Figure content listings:
╔══

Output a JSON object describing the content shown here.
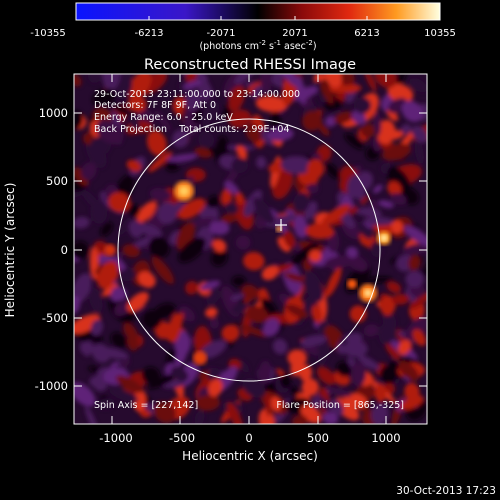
{
  "colorbar": {
    "ticks": [
      "-10355",
      "-6213",
      "-2071",
      "2071",
      "6213",
      "10355"
    ],
    "unit_main": "(photons cm",
    "unit_exp1": "-2",
    "unit_mid": " s",
    "unit_exp2": "-1",
    "unit_end": " asec",
    "unit_exp3": "-2",
    "unit_close": ")"
  },
  "image": {
    "title": "Reconstructed RHESSI Image",
    "info_lines": [
      "29-Oct-2013 23:11:00.000 to 23:14:00.000",
      "Detectors: 7F 8F 9F, Att 0",
      "Energy Range: 6.0 - 25.0 keV",
      "Back Projection    Total counts: 2.99E+04"
    ],
    "spin_axis": "Spin Axis = [227,142]",
    "flare_position": "Flare Position = [865,-325]",
    "xlabel": "Heliocentric X (arcsec)",
    "ylabel": "Heliocentric Y (arcsec)",
    "xticks": [
      "-1000",
      "-500",
      "0",
      "500",
      "1000"
    ],
    "yticks": [
      "1000",
      "500",
      "0",
      "-500",
      "-1000"
    ],
    "timestamp": "30-Oct-2013 17:23"
  },
  "colors": {
    "background": "#000000",
    "frame": "#ffffff"
  }
}
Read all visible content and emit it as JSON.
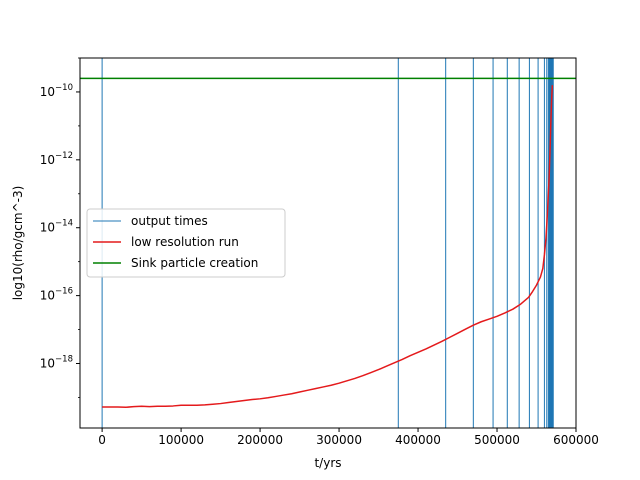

╚══

THE PROBLEM: Restate each entry word for word, leaving out any pictures.

ANSWER:
Output a JSON object describing the content shown here.
{
  "colorbar": {
    "ticks": [
      "-10355",
      "-6213",
      "-2071",
      "2071",
      "6213",
      "10355"
    ],
    "unit_main": "(photons cm",
    "unit_exp1": "-2",
    "unit_mid": " s",
    "unit_exp2": "-1",
    "unit_end": " asec",
    "unit_exp3": "-2",
    "unit_close": ")"
  },
  "image": {
    "title": "Reconstructed RHESSI Image",
    "info_lines": [
      "29-Oct-2013 23:11:00.000 to 23:14:00.000",
      "Detectors: 7F 8F 9F, Att 0",
      "Energy Range: 6.0 - 25.0 keV",
      "Back Projection    Total counts: 2.99E+04"
    ],
    "spin_axis": "Spin Axis = [227,142]",
    "flare_position": "Flare Position = [865,-325]",
    "xlabel": "Heliocentric X (arcsec)",
    "ylabel": "Heliocentric Y (arcsec)",
    "xticks": [
      "-1000",
      "-500",
      "0",
      "500",
      "1000"
    ],
    "yticks": [
      "1000",
      "500",
      "0",
      "-500",
      "-1000"
    ],
    "timestamp": "30-Oct-2013 17:23"
  },
  "colors": {
    "background": "#000000",
    "frame": "#ffffff"
  }
}
Read all visible content and emit it as JSON.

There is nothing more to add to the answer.